**WHAT IS EXPECTED:** Each record that follows should be repeated exactly, minus any images.

**INFORMATION GIVEN:**

((

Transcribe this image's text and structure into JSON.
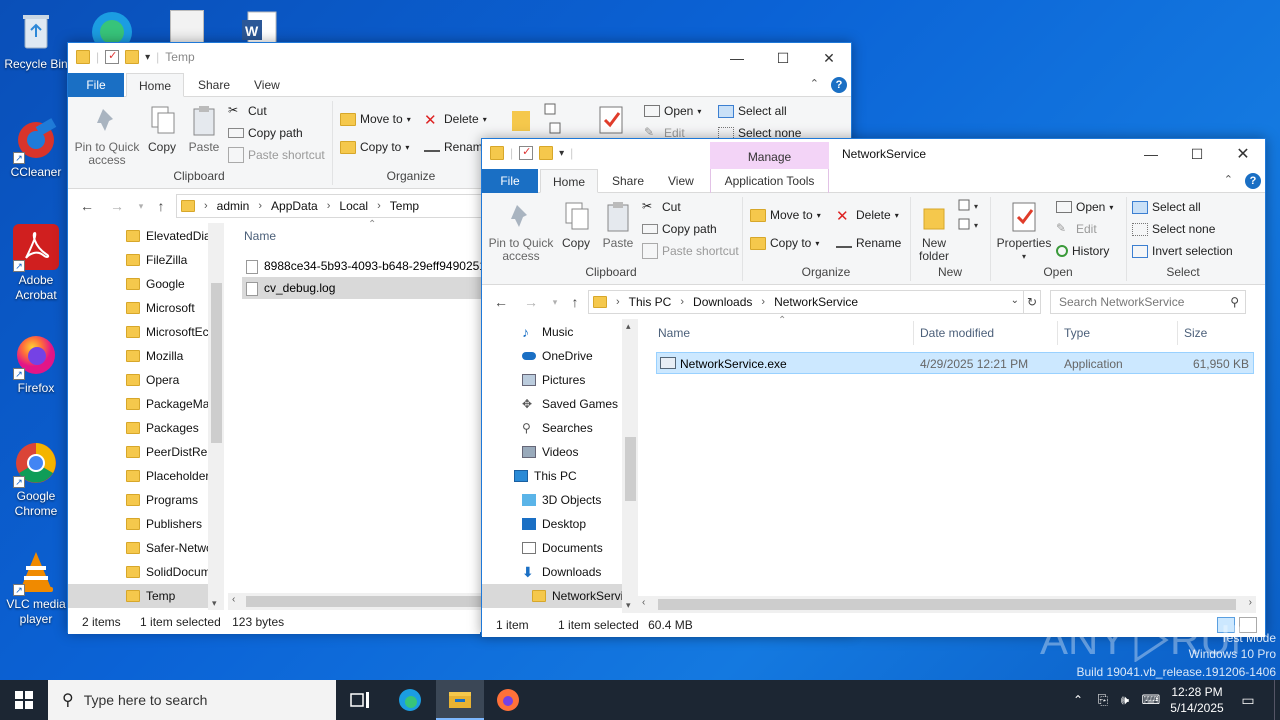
{
  "desktop": {
    "icons": [
      {
        "label": "Recycle Bin",
        "icon": "recycle-bin-icon"
      },
      {
        "label": "CCleaner",
        "icon": "ccleaner-icon"
      },
      {
        "label": "Adobe Acrobat",
        "icon": "acrobat-icon"
      },
      {
        "label": "Firefox",
        "icon": "firefox-icon"
      },
      {
        "label": "Google Chrome",
        "icon": "chrome-icon"
      },
      {
        "label": "VLC media player",
        "icon": "vlc-icon"
      }
    ],
    "watermark": {
      "mode": "Test Mode",
      "os": "Windows 10 Pro",
      "build": "Build 19041.vb_release.191206-1406",
      "brand": "ANY RUN"
    }
  },
  "temp_window": {
    "title": "Temp",
    "tabs": {
      "file": "File",
      "home": "Home",
      "share": "Share",
      "view": "View"
    },
    "ribbon": {
      "pin": "Pin to Quick access",
      "copy": "Copy",
      "paste": "Paste",
      "cut": "Cut",
      "copy_path": "Copy path",
      "paste_shortcut": "Paste shortcut",
      "clipboard": "Clipboard",
      "move_to": "Move to",
      "copy_to": "Copy to",
      "delete": "Delete",
      "rename": "Rename",
      "organize": "Organize",
      "open": "Open",
      "edit": "Edit",
      "select_all": "Select all",
      "select_none": "Select none"
    },
    "breadcrumb": [
      "admin",
      "AppData",
      "Local",
      "Temp"
    ],
    "nav_items": [
      "ElevatedDia",
      "FileZilla",
      "Google",
      "Microsoft",
      "MicrosoftEc",
      "Mozilla",
      "Opera",
      "PackageMa",
      "Packages",
      "PeerDistRep",
      "Placeholder",
      "Programs",
      "Publishers",
      "Safer-Netwo",
      "SolidDocum",
      "Temp"
    ],
    "column_name": "Name",
    "files": [
      "8988ce34-5b93-4093-b648-29eff9490251.",
      "cv_debug.log"
    ],
    "status": {
      "items": "2 items",
      "selected": "1 item selected",
      "size": "123 bytes"
    }
  },
  "ns_window": {
    "title": "NetworkService",
    "manage_tab": "Manage",
    "tabs": {
      "file": "File",
      "home": "Home",
      "share": "Share",
      "view": "View",
      "app_tools": "Application Tools"
    },
    "ribbon": {
      "pin": "Pin to Quick access",
      "copy": "Copy",
      "paste": "Paste",
      "cut": "Cut",
      "copy_path": "Copy path",
      "paste_shortcut": "Paste shortcut",
      "clipboard": "Clipboard",
      "move_to": "Move to",
      "copy_to": "Copy to",
      "delete": "Delete",
      "rename": "Rename",
      "organize": "Organize",
      "new_folder": "New folder",
      "new": "New",
      "properties": "Properties",
      "open": "Open",
      "edit": "Edit",
      "history": "History",
      "open_group": "Open",
      "select_all": "Select all",
      "select_none": "Select none",
      "invert_selection": "Invert selection",
      "select_group": "Select"
    },
    "breadcrumb": [
      "This PC",
      "Downloads",
      "NetworkService"
    ],
    "search_placeholder": "Search NetworkService",
    "nav_items": [
      {
        "label": "Music",
        "icon": "music-icon"
      },
      {
        "label": "OneDrive",
        "icon": "onedrive-icon"
      },
      {
        "label": "Pictures",
        "icon": "pictures-icon"
      },
      {
        "label": "Saved Games",
        "icon": "saved-games-icon"
      },
      {
        "label": "Searches",
        "icon": "searches-icon"
      },
      {
        "label": "Videos",
        "icon": "videos-icon"
      },
      {
        "label": "This PC",
        "icon": "this-pc-icon"
      },
      {
        "label": "3D Objects",
        "icon": "3d-objects-icon"
      },
      {
        "label": "Desktop",
        "icon": "desktop-icon"
      },
      {
        "label": "Documents",
        "icon": "documents-icon"
      },
      {
        "label": "Downloads",
        "icon": "downloads-icon"
      },
      {
        "label": "NetworkServi",
        "icon": "folder-icon"
      }
    ],
    "columns": {
      "name": "Name",
      "date": "Date modified",
      "type": "Type",
      "size": "Size"
    },
    "files": [
      {
        "name": "NetworkService.exe",
        "date": "4/29/2025 12:21 PM",
        "type": "Application",
        "size": "61,950 KB"
      }
    ],
    "status": {
      "items": "1 item",
      "selected": "1 item selected",
      "size": "60.4 MB"
    }
  },
  "taskbar": {
    "search_placeholder": "Type here to search",
    "time": "12:28 PM",
    "date": "5/14/2025"
  },
  "colors": {
    "accent": "#1a6fc4",
    "manage_tab": "#f3d4f7",
    "selection": "#cce8ff"
  }
}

))

**RESULT OF THE TASK:**
Transcribe this image's text and structure into JSON.
{
  "desktop": {
    "icons": [
      {
        "label": "Recycle Bin",
        "icon": "recycle-bin-icon"
      },
      {
        "label": "CCleaner",
        "icon": "ccleaner-icon"
      },
      {
        "label": "Adobe Acrobat",
        "icon": "acrobat-icon"
      },
      {
        "label": "Firefox",
        "icon": "firefox-icon"
      },
      {
        "label": "Google Chrome",
        "icon": "chrome-icon"
      },
      {
        "label": "VLC media player",
        "icon": "vlc-icon"
      }
    ],
    "watermark": {
      "mode": "Test Mode",
      "os": "Windows 10 Pro",
      "build": "Build 19041.vb_release.191206-1406",
      "brand": "ANY RUN"
    }
  },
  "temp_window": {
    "title": "Temp",
    "tabs": {
      "file": "File",
      "home": "Home",
      "share": "Share",
      "view": "View"
    },
    "ribbon": {
      "pin": "Pin to Quick access",
      "copy": "Copy",
      "paste": "Paste",
      "cut": "Cut",
      "copy_path": "Copy path",
      "paste_shortcut": "Paste shortcut",
      "clipboard": "Clipboard",
      "move_to": "Move to",
      "copy_to": "Copy to",
      "delete": "Delete",
      "rename": "Rename",
      "organize": "Organize",
      "open": "Open",
      "edit": "Edit",
      "select_all": "Select all",
      "select_none": "Select none"
    },
    "breadcrumb": [
      "admin",
      "AppData",
      "Local",
      "Temp"
    ],
    "nav_items": [
      "ElevatedDia",
      "FileZilla",
      "Google",
      "Microsoft",
      "MicrosoftEc",
      "Mozilla",
      "Opera",
      "PackageMa",
      "Packages",
      "PeerDistRep",
      "Placeholder",
      "Programs",
      "Publishers",
      "Safer-Netwo",
      "SolidDocum",
      "Temp"
    ],
    "column_name": "Name",
    "files": [
      "8988ce34-5b93-4093-b648-29eff9490251.",
      "cv_debug.log"
    ],
    "status": {
      "items": "2 items",
      "selected": "1 item selected",
      "size": "123 bytes"
    }
  },
  "ns_window": {
    "title": "NetworkService",
    "manage_tab": "Manage",
    "tabs": {
      "file": "File",
      "home": "Home",
      "share": "Share",
      "view": "View",
      "app_tools": "Application Tools"
    },
    "ribbon": {
      "pin": "Pin to Quick access",
      "copy": "Copy",
      "paste": "Paste",
      "cut": "Cut",
      "copy_path": "Copy path",
      "paste_shortcut": "Paste shortcut",
      "clipboard": "Clipboard",
      "move_to": "Move to",
      "copy_to": "Copy to",
      "delete": "Delete",
      "rename": "Rename",
      "organize": "Organize",
      "new_folder": "New folder",
      "new": "New",
      "properties": "Properties",
      "open": "Open",
      "edit": "Edit",
      "history": "History",
      "open_group": "Open",
      "select_all": "Select all",
      "select_none": "Select none",
      "invert_selection": "Invert selection",
      "select_group": "Select"
    },
    "breadcrumb": [
      "This PC",
      "Downloads",
      "NetworkService"
    ],
    "search_placeholder": "Search NetworkService",
    "nav_items": [
      {
        "label": "Music",
        "icon": "music-icon"
      },
      {
        "label": "OneDrive",
        "icon": "onedrive-icon"
      },
      {
        "label": "Pictures",
        "icon": "pictures-icon"
      },
      {
        "label": "Saved Games",
        "icon": "saved-games-icon"
      },
      {
        "label": "Searches",
        "icon": "searches-icon"
      },
      {
        "label": "Videos",
        "icon": "videos-icon"
      },
      {
        "label": "This PC",
        "icon": "this-pc-icon"
      },
      {
        "label": "3D Objects",
        "icon": "3d-objects-icon"
      },
      {
        "label": "Desktop",
        "icon": "desktop-icon"
      },
      {
        "label": "Documents",
        "icon": "documents-icon"
      },
      {
        "label": "Downloads",
        "icon": "downloads-icon"
      },
      {
        "label": "NetworkServi",
        "icon": "folder-icon"
      }
    ],
    "columns": {
      "name": "Name",
      "date": "Date modified",
      "type": "Type",
      "size": "Size"
    },
    "files": [
      {
        "name": "NetworkService.exe",
        "date": "4/29/2025 12:21 PM",
        "type": "Application",
        "size": "61,950 KB"
      }
    ],
    "status": {
      "items": "1 item",
      "selected": "1 item selected",
      "size": "60.4 MB"
    }
  },
  "taskbar": {
    "search_placeholder": "Type here to search",
    "time": "12:28 PM",
    "date": "5/14/2025"
  },
  "colors": {
    "accent": "#1a6fc4",
    "manage_tab": "#f3d4f7",
    "selection": "#cce8ff"
  }
}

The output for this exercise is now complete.